What you will do:
From the listing that follows, extract every line and set it down unaltered.

⁂

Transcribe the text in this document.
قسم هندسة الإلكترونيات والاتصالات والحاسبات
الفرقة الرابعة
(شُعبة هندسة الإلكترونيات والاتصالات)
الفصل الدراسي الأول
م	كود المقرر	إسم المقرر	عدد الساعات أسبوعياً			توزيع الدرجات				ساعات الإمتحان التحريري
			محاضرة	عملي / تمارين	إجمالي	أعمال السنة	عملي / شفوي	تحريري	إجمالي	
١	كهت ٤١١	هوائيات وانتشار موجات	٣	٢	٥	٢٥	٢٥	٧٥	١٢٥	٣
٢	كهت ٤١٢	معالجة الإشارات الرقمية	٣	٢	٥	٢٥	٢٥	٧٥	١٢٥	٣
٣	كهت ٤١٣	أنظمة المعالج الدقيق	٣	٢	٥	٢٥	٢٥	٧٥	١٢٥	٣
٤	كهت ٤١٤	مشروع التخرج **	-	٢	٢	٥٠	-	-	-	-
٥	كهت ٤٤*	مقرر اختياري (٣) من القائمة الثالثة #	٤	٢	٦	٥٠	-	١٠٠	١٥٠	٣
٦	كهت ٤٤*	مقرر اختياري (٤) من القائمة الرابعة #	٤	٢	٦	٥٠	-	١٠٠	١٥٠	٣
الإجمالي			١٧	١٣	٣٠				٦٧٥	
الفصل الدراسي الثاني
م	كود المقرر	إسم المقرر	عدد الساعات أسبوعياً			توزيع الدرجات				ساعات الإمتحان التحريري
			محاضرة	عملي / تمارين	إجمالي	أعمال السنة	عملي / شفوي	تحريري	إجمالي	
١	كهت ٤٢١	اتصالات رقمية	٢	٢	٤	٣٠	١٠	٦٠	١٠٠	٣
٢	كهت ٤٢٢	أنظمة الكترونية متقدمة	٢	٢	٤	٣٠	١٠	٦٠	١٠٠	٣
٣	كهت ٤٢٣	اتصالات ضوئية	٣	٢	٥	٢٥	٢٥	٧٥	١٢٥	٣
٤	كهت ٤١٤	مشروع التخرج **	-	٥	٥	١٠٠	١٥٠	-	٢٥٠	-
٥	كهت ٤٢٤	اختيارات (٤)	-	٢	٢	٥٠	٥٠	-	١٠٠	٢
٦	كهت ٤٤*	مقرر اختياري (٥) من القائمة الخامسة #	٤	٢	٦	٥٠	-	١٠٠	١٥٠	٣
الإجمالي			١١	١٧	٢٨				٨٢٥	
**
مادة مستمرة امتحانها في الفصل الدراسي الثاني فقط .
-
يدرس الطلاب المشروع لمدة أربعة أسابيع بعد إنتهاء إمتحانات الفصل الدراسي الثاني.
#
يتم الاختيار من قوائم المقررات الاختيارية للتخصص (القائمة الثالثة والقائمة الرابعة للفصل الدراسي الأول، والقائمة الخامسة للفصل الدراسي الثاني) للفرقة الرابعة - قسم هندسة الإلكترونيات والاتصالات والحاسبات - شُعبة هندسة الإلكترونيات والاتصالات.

⁂

Solution:
Transcribe the text in this document.
قسم هندسة الإلكترونيات والاتصالات والحاسبات
الفرقة الرابعة
(شُعبة هندسة الإلكترونيات والاتصالات)
الفصل الدراسي الأول
م	كود المقرر	إسم المقرر	عدد الساعات أسبوعياً			توزيع الدرجات				ساعات الإمتحان التحريري
			محاضرة	عملي / تمارين	إجمالي	أعمال السنة	عملي / شفوي	تحريري	إجمالي	
١	كهت ٤١١	هوائيات وانتشار موجات	٣	٢	٥	٢٥	٢٥	٧٥	١٢٥	٣
٢	كهت ٤١٢	معالجة الإشارات الرقمية	٣	٢	٥	٢٥	٢٥	٧٥	١٢٥	٣
٣	كهت ٤١٣	أنظمة المعالج الدقيق	٣	٢	٥	٢٥	٢٥	٧٥	١٢٥	٣
٤	كهت ٤١٤	مشروع التخرج **	-	٢	٢	٥٠	-	-	-	-
٥	كهت ٤٤*	مقرر اختياري (٣) من القائمة الثالثة #	٤	٢	٦	٥٠	-	١٠٠	١٥٠	٣
٦	كهت ٤٤*	مقرر اختياري (٤) من القائمة الرابعة #	٤	٢	٦	٥٠	-	١٠٠	١٥٠	٣
الإجمالي			١٧	١٣	٣٠				٦٧٥	
الفصل الدراسي الثاني
م	كود المقرر	إسم المقرر	عدد الساعات أسبوعياً			توزيع الدرجات				ساعات الإمتحان التحريري
			محاضرة	عملي / تمارين	إجمالي	أعمال السنة	عملي / شفوي	تحريري	إجمالي	
١	كهت ٤٢١	اتصالات رقمية	٢	٢	٤	٣٠	١٠	٦٠	١٠٠	٣
٢	كهت ٤٢٢	أنظمة الكترونية متقدمة	٢	٢	٤	٣٠	١٠	٦٠	١٠٠	٣
٣	كهت ٤٢٣	اتصالات ضوئية	٣	٢	٥	٢٥	٢٥	٧٥	١٢٥	٣
٤	كهت ٤١٤	مشروع التخرج **	-	٥	٥	١٠٠	١٥٠	-	٢٥٠	-
٥	كهت ٤٢٤	اختيارات (٤)	-	٢	٢	٥٠	٥٠	-	١٠٠	٢
٦	كهت ٤٤*	مقرر اختياري (٥) من القائمة الخامسة #	٤	٢	٦	٥٠	-	١٠٠	١٥٠	٣
الإجمالي			١١	١٧	٢٨				٨٢٥	
**
مادة مستمرة امتحانها في الفصل الدراسي الثاني فقط .
-
يدرس الطلاب المشروع لمدة أربعة أسابيع بعد إنتهاء إمتحانات الفصل الدراسي الثاني.
#
يتم الاختيار من قوائم المقررات الاختيارية للتخصص (القائمة الثالثة والقائمة الرابعة للفصل الدراسي الأول، والقائمة الخامسة للفصل الدراسي الثاني) للفرقة الرابعة - قسم هندسة الإلكترونيات والاتصالات والحاسبات - شُعبة هندسة الإلكترونيات والاتصالات.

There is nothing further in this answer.